What is asked
Repeat the records exactly. Every line must match.

Task input
_ _ _ _ _

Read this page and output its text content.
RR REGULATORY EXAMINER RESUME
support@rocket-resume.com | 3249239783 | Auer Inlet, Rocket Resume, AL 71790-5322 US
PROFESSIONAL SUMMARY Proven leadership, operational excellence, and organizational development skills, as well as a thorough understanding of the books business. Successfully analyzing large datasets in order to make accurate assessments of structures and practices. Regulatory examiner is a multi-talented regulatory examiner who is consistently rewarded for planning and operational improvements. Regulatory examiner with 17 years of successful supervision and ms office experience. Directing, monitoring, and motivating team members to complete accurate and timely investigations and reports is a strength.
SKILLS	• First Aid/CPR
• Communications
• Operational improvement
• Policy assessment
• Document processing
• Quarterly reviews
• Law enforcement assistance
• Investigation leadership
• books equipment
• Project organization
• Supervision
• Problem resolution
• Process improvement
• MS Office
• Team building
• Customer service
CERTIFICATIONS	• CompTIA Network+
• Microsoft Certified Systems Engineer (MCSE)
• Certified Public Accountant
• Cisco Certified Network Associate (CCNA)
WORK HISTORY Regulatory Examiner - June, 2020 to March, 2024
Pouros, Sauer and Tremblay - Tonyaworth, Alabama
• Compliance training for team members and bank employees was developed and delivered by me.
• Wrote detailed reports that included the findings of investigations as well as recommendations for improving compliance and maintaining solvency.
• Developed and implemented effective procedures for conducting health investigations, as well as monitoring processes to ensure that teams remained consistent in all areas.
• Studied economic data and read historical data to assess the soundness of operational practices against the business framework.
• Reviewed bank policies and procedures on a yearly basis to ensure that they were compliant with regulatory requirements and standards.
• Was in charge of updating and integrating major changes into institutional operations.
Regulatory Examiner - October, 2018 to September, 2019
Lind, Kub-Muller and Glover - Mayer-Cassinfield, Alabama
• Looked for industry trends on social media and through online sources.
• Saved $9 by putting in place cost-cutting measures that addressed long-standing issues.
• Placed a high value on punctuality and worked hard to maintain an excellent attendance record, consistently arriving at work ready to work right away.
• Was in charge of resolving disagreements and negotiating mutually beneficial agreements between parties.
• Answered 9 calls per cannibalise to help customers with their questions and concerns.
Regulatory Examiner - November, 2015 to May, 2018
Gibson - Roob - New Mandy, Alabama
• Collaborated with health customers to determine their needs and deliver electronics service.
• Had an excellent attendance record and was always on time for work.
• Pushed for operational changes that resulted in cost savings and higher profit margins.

_ _ _ _ _

Solution for this task
Read this page and output its text content.
RR REGULATORY EXAMINER RESUME
support@rocket-resume.com | 3249239783 | Auer Inlet, Rocket Resume, AL 71790-5322 US
PROFESSIONAL SUMMARY Proven leadership, operational excellence, and organizational development skills, as well as a thorough understanding of the books business. Successfully analyzing large datasets in order to make accurate assessments of structures and practices. Regulatory examiner is a multi-talented regulatory examiner who is consistently rewarded for planning and operational improvements. Regulatory examiner with 17 years of successful supervision and ms office experience. Directing, monitoring, and motivating team members to complete accurate and timely investigations and reports is a strength.
SKILLS	• First Aid/CPR
• Communications
• Operational improvement
• Policy assessment
• Document processing
• Quarterly reviews
• Law enforcement assistance
• Investigation leadership
• books equipment
• Project organization
• Supervision
• Problem resolution
• Process improvement
• MS Office
• Team building
• Customer service
CERTIFICATIONS	• CompTIA Network+
• Microsoft Certified Systems Engineer (MCSE)
• Certified Public Accountant
• Cisco Certified Network Associate (CCNA)
WORK HISTORY Regulatory Examiner - June, 2020 to March, 2024
Pouros, Sauer and Tremblay - Tonyaworth, Alabama
• Compliance training for team members and bank employees was developed and delivered by me.
• Wrote detailed reports that included the findings of investigations as well as recommendations for improving compliance and maintaining solvency.
• Developed and implemented effective procedures for conducting health investigations, as well as monitoring processes to ensure that teams remained consistent in all areas.
• Studied economic data and read historical data to assess the soundness of operational practices against the business framework.
• Reviewed bank policies and procedures on a yearly basis to ensure that they were compliant with regulatory requirements and standards.
• Was in charge of updating and integrating major changes into institutional operations.
Regulatory Examiner - October, 2018 to September, 2019
Lind, Kub-Muller and Glover - Mayer-Cassinfield, Alabama
• Looked for industry trends on social media and through online sources.
• Saved $9 by putting in place cost-cutting measures that addressed long-standing issues.
• Placed a high value on punctuality and worked hard to maintain an excellent attendance record, consistently arriving at work ready to work right away.
• Was in charge of resolving disagreements and negotiating mutually beneficial agreements between parties.
• Answered 9 calls per cannibalise to help customers with their questions and concerns.
Regulatory Examiner - November, 2015 to May, 2018
Gibson - Roob - New Mandy, Alabama
• Collaborated with health customers to determine their needs and deliver electronics service.
• Had an excellent attendance record and was always on time for work.
• Pushed for operational changes that resulted in cost savings and higher profit margins.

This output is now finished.